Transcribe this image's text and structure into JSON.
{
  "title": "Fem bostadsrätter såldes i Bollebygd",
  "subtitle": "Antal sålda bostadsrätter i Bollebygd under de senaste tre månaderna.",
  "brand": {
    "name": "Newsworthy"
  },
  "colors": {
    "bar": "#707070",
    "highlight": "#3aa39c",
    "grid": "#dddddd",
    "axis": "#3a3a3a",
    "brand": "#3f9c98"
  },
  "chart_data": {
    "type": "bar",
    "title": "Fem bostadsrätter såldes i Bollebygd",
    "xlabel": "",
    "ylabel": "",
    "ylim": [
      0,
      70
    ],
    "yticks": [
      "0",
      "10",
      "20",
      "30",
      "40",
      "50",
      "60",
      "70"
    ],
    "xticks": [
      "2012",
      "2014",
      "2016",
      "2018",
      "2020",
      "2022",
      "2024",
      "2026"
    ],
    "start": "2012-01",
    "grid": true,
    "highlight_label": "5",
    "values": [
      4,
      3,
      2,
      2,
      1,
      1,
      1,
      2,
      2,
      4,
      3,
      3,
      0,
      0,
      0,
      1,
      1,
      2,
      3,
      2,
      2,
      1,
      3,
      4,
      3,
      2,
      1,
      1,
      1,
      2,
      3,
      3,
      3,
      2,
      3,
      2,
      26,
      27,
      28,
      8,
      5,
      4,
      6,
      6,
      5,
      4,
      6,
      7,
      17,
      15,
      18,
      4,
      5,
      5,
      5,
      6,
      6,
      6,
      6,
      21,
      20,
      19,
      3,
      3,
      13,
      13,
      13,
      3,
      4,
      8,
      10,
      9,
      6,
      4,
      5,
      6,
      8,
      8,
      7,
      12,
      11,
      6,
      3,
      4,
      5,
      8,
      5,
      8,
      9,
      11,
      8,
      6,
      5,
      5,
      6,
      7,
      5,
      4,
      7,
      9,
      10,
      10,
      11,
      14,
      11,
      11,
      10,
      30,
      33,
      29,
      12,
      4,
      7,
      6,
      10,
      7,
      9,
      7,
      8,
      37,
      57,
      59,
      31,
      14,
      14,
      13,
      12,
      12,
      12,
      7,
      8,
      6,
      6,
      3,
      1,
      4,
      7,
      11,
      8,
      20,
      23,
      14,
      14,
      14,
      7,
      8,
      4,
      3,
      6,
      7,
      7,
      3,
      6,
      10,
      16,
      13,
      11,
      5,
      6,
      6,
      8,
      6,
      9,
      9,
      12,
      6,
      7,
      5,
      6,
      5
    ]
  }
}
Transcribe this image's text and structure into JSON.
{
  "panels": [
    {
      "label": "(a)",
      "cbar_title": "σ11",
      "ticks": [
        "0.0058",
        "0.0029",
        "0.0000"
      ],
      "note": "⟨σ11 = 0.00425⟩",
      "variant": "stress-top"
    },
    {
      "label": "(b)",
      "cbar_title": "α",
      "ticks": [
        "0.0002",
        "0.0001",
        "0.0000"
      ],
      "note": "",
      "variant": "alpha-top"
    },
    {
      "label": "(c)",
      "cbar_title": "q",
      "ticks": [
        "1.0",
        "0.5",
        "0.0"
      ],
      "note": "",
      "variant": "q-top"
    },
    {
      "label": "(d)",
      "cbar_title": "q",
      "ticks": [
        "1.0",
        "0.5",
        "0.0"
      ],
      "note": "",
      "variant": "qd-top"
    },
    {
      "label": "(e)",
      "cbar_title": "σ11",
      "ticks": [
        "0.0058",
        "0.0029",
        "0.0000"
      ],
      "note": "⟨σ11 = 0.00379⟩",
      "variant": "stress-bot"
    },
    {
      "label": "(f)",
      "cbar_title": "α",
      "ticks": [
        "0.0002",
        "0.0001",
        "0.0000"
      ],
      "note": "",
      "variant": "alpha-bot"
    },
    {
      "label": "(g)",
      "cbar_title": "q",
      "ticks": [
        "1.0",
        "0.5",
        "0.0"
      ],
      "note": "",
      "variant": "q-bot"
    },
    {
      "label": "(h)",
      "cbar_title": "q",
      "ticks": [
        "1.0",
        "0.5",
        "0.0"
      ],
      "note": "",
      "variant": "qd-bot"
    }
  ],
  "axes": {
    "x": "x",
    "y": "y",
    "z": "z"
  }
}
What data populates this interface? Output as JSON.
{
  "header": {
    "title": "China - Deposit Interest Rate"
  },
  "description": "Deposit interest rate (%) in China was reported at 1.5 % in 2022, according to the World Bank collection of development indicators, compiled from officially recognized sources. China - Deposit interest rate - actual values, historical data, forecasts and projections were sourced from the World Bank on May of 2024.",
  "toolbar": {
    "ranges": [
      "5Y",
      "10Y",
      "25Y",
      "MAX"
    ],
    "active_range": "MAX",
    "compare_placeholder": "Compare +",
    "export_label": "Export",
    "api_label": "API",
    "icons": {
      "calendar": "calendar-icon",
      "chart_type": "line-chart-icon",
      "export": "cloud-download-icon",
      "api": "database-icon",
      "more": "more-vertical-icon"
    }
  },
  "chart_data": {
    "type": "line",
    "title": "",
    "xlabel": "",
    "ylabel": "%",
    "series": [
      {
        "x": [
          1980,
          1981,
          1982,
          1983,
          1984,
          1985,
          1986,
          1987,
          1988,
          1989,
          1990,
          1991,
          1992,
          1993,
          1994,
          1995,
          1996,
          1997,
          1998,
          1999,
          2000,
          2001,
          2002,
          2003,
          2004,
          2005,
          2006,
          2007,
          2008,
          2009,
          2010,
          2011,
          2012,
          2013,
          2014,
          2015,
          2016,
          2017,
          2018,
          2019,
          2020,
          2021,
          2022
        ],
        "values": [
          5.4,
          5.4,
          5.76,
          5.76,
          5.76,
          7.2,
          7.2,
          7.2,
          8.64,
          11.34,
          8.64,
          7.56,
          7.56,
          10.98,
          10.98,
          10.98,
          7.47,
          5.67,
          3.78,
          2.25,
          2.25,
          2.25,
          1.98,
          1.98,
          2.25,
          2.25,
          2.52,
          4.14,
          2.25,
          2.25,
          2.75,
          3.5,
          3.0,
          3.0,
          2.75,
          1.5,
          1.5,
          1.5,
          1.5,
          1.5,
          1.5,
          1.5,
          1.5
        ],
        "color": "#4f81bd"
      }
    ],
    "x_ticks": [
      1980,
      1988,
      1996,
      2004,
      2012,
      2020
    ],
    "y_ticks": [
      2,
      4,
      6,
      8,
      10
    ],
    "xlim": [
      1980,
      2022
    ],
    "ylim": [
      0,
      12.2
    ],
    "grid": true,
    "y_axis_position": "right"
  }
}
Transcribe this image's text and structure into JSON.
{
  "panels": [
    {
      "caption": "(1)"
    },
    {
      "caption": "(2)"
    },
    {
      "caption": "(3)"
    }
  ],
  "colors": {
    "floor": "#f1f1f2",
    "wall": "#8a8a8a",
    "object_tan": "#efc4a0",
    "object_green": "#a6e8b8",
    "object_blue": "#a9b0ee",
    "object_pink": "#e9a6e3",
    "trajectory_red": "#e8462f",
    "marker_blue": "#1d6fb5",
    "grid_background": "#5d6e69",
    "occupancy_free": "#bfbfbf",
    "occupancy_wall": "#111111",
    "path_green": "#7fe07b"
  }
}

--------------------------------------------------

◆ **TASK DETAILS**
Retype the records in full. Keep every line identical to the original.

◆ **EXERCISE RESULT**
Transcribe this image's text and structure into JSON.
{
  "title": "Fem bostadsrätter såldes i Bollebygd",
  "subtitle": "Antal sålda bostadsrätter i Bollebygd under de senaste tre månaderna.",
  "brand": {
    "name": "Newsworthy"
  },
  "colors": {
    "bar": "#707070",
    "highlight": "#3aa39c",
    "grid": "#dddddd",
    "axis": "#3a3a3a",
    "brand": "#3f9c98"
  },
  "chart_data": {
    "type": "bar",
    "title": "Fem bostadsrätter såldes i Bollebygd",
    "xlabel": "",
    "ylabel": "",
    "ylim": [
      0,
      70
    ],
    "yticks": [
      "0",
      "10",
      "20",
      "30",
      "40",
      "50",
      "60",
      "70"
    ],
    "xticks": [
      "2012",
      "2014",
      "2016",
      "2018",
      "2020",
      "2022",
      "2024",
      "2026"
    ],
    "start": "2012-01",
    "grid": true,
    "highlight_label": "5",
    "values": [
      4,
      3,
      2,
      2,
      1,
      1,
      1,
      2,
      2,
      4,
      3,
      3,
      0,
      0,
      0,
      1,
      1,
      2,
      3,
      2,
      2,
      1,
      3,
      4,
      3,
      2,
      1,
      1,
      1,
      2,
      3,
      3,
      3,
      2,
      3,
      2,
      26,
      27,
      28,
      8,
      5,
      4,
      6,
      6,
      5,
      4,
      6,
      7,
      17,
      15,
      18,
      4,
      5,
      5,
      5,
      6,
      6,
      6,
      6,
      21,
      20,
      19,
      3,
      3,
      13,
      13,
      13,
      3,
      4,
      8,
      10,
      9,
      6,
      4,
      5,
      6,
      8,
      8,
      7,
      12,
      11,
      6,
      3,
      4,
      5,
      8,
      5,
      8,
      9,
      11,
      8,
      6,
      5,
      5,
      6,
      7,
      5,
      4,
      7,
      9,
      10,
      10,
      11,
      14,
      11,
      11,
      10,
      30,
      33,
      29,
      12,
      4,
      7,
      6,
      10,
      7,
      9,
      7,
      8,
      37,
      57,
      59,
      31,
      14,
      14,
      13,
      12,
      12,
      12,
      7,
      8,
      6,
      6,
      3,
      1,
      4,
      7,
      11,
      8,
      20,
      23,
      14,
      14,
      14,
      7,
      8,
      4,
      3,
      6,
      7,
      7,
      3,
      6,
      10,
      16,
      13,
      11,
      5,
      6,
      6,
      8,
      6,
      9,
      9,
      12,
      6,
      7,
      5,
      6,
      5
    ]
  }
}
Transcribe this image's text and structure into JSON.
{
  "panels": [
    {
      "label": "(a)",
      "cbar_title": "σ11",
      "ticks": [
        "0.0058",
        "0.0029",
        "0.0000"
      ],
      "note": "⟨σ11 = 0.00425⟩",
      "variant": "stress-top"
    },
    {
      "label": "(b)",
      "cbar_title": "α",
      "ticks": [
        "0.0002",
        "0.0001",
        "0.0000"
      ],
      "note": "",
      "variant": "alpha-top"
    },
    {
      "label": "(c)",
      "cbar_title": "q",
      "ticks": [
        "1.0",
        "0.5",
        "0.0"
      ],
      "note": "",
      "variant": "q-top"
    },
    {
      "label": "(d)",
      "cbar_title": "q",
      "ticks": [
        "1.0",
        "0.5",
        "0.0"
      ],
      "note": "",
      "variant": "qd-top"
    },
    {
      "label": "(e)",
      "cbar_title": "σ11",
      "ticks": [
        "0.0058",
        "0.0029",
        "0.0000"
      ],
      "note": "⟨σ11 = 0.00379⟩",
      "variant": "stress-bot"
    },
    {
      "label": "(f)",
      "cbar_title": "α",
      "ticks": [
        "0.0002",
        "0.0001",
        "0.0000"
      ],
      "note": "",
      "variant": "alpha-bot"
    },
    {
      "label": "(g)",
      "cbar_title": "q",
      "ticks": [
        "1.0",
        "0.5",
        "0.0"
      ],
      "note": "",
      "variant": "q-bot"
    },
    {
      "label": "(h)",
      "cbar_title": "q",
      "ticks": [
        "1.0",
        "0.5",
        "0.0"
      ],
      "note": "",
      "variant": "qd-bot"
    }
  ],
  "axes": {
    "x": "x",
    "y": "y",
    "z": "z"
  }
}
What data populates this interface? Output as JSON.
{
  "header": {
    "title": "China - Deposit Interest Rate"
  },
  "description": "Deposit interest rate (%) in China was reported at 1.5 % in 2022, according to the World Bank collection of development indicators, compiled from officially recognized sources. China - Deposit interest rate - actual values, historical data, forecasts and projections were sourced from the World Bank on May of 2024.",
  "toolbar": {
    "ranges": [
      "5Y",
      "10Y",
      "25Y",
      "MAX"
    ],
    "active_range": "MAX",
    "compare_placeholder": "Compare +",
    "export_label": "Export",
    "api_label": "API",
    "icons": {
      "calendar": "calendar-icon",
      "chart_type": "line-chart-icon",
      "export": "cloud-download-icon",
      "api": "database-icon",
      "more": "more-vertical-icon"
    }
  },
  "chart_data": {
    "type": "line",
    "title": "",
    "xlabel": "",
    "ylabel": "%",
    "series": [
      {
        "x": [
          1980,
          1981,
          1982,
          1983,
          1984,
          1985,
          1986,
          1987,
          1988,
          1989,
          1990,
          1991,
          1992,
          1993,
          1994,
          1995,
          1996,
          1997,
          1998,
          1999,
          2000,
          2001,
          2002,
          2003,
          2004,
          2005,
          2006,
          2007,
          2008,
          2009,
          2010,
          2011,
          2012,
          2013,
          2014,
          2015,
          2016,
          2017,
          2018,
          2019,
          2020,
          2021,
          2022
        ],
        "values": [
          5.4,
          5.4,
          5.76,
          5.76,
          5.76,
          7.2,
          7.2,
          7.2,
          8.64,
          11.34,
          8.64,
          7.56,
          7.56,
          10.98,
          10.98,
          10.98,
          7.47,
          5.67,
          3.78,
          2.25,
          2.25,
          2.25,
          1.98,
          1.98,
          2.25,
          2.25,
          2.52,
          4.14,
          2.25,
          2.25,
          2.75,
          3.5,
          3.0,
          3.0,
          2.75,
          1.5,
          1.5,
          1.5,
          1.5,
          1.5,
          1.5,
          1.5,
          1.5
        ],
        "color": "#4f81bd"
      }
    ],
    "x_ticks": [
      1980,
      1988,
      1996,
      2004,
      2012,
      2020
    ],
    "y_ticks": [
      2,
      4,
      6,
      8,
      10
    ],
    "xlim": [
      1980,
      2022
    ],
    "ylim": [
      0,
      12.2
    ],
    "grid": true,
    "y_axis_position": "right"
  }
}
Transcribe this image's text and structure into JSON.
{
  "panels": [
    {
      "caption": "(1)"
    },
    {
      "caption": "(2)"
    },
    {
      "caption": "(3)"
    }
  ],
  "colors": {
    "floor": "#f1f1f2",
    "wall": "#8a8a8a",
    "object_tan": "#efc4a0",
    "object_green": "#a6e8b8",
    "object_blue": "#a9b0ee",
    "object_pink": "#e9a6e3",
    "trajectory_red": "#e8462f",
    "marker_blue": "#1d6fb5",
    "grid_background": "#5d6e69",
    "occupancy_free": "#bfbfbf",
    "occupancy_wall": "#111111",
    "path_green": "#7fe07b"
  }
}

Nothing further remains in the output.